Set task.
Determine the count of lines holding the string "page". Return only the number.

Data excerpts
━━━━━━━━━━━━━━━━━━━━━━━━━━━━━━

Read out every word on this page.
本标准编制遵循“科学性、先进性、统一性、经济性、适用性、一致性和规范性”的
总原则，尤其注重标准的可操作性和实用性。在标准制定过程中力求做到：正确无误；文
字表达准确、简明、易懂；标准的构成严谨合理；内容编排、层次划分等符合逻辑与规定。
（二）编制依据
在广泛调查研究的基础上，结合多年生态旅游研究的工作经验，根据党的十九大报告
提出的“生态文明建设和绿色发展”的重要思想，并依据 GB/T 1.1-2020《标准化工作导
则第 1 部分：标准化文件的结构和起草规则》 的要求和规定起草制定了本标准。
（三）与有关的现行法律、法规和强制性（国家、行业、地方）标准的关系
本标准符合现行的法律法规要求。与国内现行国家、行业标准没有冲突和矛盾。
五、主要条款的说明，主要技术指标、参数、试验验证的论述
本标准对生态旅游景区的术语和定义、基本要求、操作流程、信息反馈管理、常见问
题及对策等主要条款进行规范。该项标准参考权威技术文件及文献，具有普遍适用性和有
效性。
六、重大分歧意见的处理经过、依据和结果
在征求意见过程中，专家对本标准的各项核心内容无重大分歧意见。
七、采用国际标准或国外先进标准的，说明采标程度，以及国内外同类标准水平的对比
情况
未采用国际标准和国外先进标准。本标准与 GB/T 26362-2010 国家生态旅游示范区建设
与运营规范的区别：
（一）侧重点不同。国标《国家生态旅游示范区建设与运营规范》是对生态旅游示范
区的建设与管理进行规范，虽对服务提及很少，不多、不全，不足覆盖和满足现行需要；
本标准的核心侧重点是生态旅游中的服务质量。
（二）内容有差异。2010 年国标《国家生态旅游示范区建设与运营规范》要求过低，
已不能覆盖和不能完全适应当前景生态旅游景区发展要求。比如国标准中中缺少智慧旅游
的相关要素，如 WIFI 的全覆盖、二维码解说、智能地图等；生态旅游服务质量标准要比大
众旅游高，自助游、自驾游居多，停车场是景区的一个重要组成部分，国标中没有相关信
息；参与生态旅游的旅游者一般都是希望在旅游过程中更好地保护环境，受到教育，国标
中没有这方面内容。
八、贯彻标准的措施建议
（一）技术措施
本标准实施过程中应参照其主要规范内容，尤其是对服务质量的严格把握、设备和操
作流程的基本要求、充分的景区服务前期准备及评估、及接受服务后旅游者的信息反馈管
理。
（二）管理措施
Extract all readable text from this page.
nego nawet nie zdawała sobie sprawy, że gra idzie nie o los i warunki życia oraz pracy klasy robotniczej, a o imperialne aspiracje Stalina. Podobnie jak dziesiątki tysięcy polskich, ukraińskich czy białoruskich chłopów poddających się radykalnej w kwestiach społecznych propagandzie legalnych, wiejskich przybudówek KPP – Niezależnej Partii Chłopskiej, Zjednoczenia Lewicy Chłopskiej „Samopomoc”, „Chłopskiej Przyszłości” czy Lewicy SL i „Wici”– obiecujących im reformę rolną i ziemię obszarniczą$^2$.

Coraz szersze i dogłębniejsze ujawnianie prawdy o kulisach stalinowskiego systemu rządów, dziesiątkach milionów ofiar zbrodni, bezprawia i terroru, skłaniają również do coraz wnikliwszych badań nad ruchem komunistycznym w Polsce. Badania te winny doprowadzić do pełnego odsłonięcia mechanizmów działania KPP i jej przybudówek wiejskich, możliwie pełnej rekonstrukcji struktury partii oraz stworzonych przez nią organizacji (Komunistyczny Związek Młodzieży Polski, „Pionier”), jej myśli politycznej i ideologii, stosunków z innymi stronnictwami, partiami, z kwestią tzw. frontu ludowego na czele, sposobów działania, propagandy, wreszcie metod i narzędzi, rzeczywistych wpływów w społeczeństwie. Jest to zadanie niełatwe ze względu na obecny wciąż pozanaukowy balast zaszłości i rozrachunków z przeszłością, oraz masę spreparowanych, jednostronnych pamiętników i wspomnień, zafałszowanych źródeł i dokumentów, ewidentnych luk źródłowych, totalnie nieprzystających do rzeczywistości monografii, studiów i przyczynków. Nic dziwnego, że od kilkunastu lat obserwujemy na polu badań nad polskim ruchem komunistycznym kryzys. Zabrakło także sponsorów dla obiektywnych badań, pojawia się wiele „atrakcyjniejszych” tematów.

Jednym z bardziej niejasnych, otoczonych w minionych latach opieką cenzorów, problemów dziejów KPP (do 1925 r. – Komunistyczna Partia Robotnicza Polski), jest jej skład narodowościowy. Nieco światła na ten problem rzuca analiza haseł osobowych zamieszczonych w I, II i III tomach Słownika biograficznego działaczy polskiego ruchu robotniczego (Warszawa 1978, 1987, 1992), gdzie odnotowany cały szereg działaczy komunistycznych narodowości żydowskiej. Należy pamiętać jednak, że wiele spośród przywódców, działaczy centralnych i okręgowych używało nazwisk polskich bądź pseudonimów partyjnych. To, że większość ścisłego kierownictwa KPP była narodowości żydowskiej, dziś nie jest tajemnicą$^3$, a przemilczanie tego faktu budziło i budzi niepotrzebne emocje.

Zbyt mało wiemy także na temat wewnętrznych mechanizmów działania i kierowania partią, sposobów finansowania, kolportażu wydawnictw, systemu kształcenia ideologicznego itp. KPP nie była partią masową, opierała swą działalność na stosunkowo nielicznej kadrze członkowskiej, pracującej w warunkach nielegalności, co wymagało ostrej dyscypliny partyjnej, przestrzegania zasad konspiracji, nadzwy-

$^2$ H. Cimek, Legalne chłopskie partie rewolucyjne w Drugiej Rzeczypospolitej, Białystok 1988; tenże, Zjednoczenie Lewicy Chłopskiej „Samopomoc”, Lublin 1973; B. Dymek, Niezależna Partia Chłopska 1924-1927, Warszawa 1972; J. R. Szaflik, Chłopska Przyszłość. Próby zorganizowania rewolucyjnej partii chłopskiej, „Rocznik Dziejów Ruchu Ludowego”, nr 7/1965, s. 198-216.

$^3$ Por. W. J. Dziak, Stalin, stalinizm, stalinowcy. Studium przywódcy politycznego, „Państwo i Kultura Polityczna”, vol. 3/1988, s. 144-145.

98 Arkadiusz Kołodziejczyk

━━━━━━━━━━━━━━━━━━━━━━━━━━━━━━

Finished exercise.
2